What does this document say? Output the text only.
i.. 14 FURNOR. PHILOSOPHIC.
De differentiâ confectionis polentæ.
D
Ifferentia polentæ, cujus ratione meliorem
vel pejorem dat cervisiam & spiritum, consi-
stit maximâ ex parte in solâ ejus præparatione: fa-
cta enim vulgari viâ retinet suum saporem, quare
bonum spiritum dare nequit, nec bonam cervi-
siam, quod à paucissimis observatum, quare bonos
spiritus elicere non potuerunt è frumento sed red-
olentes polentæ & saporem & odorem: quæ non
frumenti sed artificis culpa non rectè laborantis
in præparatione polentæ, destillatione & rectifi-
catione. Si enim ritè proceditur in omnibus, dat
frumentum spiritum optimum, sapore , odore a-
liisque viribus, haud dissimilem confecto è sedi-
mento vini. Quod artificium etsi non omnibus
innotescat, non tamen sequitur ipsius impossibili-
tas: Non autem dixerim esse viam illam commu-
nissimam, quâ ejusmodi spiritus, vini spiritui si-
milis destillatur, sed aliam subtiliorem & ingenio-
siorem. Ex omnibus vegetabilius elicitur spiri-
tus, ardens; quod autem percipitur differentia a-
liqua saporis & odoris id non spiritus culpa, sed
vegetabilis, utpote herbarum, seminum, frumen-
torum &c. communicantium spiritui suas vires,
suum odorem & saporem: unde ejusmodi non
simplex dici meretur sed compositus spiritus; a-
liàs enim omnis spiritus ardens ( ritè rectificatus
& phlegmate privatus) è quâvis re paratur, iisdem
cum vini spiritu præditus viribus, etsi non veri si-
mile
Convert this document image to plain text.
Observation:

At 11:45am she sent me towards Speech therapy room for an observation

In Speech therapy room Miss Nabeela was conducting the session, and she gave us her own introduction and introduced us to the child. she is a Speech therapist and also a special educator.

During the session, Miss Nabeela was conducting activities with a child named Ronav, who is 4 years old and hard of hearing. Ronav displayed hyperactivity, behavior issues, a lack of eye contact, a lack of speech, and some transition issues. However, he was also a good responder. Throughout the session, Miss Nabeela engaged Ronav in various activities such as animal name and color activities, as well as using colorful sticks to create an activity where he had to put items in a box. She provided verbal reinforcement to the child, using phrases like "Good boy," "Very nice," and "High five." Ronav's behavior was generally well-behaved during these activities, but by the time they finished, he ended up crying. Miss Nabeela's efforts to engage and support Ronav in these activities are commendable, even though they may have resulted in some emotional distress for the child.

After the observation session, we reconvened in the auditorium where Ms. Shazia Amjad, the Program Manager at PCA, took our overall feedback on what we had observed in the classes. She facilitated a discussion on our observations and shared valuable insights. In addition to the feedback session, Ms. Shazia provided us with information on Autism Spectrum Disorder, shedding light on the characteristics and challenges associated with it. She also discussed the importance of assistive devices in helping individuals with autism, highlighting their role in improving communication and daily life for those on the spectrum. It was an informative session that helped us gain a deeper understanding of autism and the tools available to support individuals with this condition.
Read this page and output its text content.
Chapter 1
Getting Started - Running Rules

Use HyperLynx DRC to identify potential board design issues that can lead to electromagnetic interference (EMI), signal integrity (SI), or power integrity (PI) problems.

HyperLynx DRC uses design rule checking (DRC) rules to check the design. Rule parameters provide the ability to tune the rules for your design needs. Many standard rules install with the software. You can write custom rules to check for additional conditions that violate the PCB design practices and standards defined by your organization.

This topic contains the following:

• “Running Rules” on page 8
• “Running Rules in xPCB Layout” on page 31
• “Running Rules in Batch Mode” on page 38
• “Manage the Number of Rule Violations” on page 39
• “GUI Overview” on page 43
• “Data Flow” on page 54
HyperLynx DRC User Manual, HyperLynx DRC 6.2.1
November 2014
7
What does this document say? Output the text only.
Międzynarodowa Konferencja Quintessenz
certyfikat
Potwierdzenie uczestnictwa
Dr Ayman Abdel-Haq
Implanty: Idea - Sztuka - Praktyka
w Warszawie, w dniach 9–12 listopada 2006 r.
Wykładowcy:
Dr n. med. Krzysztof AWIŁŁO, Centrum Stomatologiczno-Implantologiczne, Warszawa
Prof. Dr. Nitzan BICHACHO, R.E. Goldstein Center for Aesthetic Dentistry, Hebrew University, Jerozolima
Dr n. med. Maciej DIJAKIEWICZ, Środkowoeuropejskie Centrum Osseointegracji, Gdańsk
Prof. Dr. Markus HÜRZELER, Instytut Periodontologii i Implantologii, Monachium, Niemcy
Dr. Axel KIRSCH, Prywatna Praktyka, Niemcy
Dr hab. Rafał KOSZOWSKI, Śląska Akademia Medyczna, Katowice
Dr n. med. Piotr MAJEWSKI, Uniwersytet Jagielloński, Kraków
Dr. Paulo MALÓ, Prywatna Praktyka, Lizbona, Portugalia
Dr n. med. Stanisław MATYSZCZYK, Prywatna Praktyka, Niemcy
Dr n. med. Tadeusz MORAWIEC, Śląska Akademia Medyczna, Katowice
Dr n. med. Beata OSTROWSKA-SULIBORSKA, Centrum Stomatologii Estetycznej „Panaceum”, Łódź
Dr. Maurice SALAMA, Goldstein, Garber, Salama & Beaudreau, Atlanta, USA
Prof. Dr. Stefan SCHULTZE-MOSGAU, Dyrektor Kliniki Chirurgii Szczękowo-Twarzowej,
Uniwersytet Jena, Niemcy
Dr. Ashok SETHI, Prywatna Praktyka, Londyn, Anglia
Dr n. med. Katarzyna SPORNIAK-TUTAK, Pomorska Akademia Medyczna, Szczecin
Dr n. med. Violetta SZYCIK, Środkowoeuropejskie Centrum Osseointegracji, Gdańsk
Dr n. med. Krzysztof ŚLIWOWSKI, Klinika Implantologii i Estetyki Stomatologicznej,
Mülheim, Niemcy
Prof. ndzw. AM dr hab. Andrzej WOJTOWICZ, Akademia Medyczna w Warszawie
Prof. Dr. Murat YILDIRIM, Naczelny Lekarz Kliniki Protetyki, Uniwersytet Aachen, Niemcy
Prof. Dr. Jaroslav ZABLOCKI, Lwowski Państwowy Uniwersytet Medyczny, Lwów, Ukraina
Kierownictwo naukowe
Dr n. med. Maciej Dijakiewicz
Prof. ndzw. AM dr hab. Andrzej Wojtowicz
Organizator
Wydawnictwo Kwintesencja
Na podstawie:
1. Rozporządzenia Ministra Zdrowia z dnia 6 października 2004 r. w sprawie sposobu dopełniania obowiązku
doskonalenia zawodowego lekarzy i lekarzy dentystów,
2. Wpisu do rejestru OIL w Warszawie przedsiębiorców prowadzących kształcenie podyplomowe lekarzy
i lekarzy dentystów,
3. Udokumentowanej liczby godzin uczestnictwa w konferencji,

* * * * * * * * *

• TASK: Filter lines by "præparatione" and return each hit.

• SOLUTION TO THIS PROBLEM:
stit maximâ ex parte in solâ ejus præparatione: fa-
in præparatione polentæ, destillatione & rectifi-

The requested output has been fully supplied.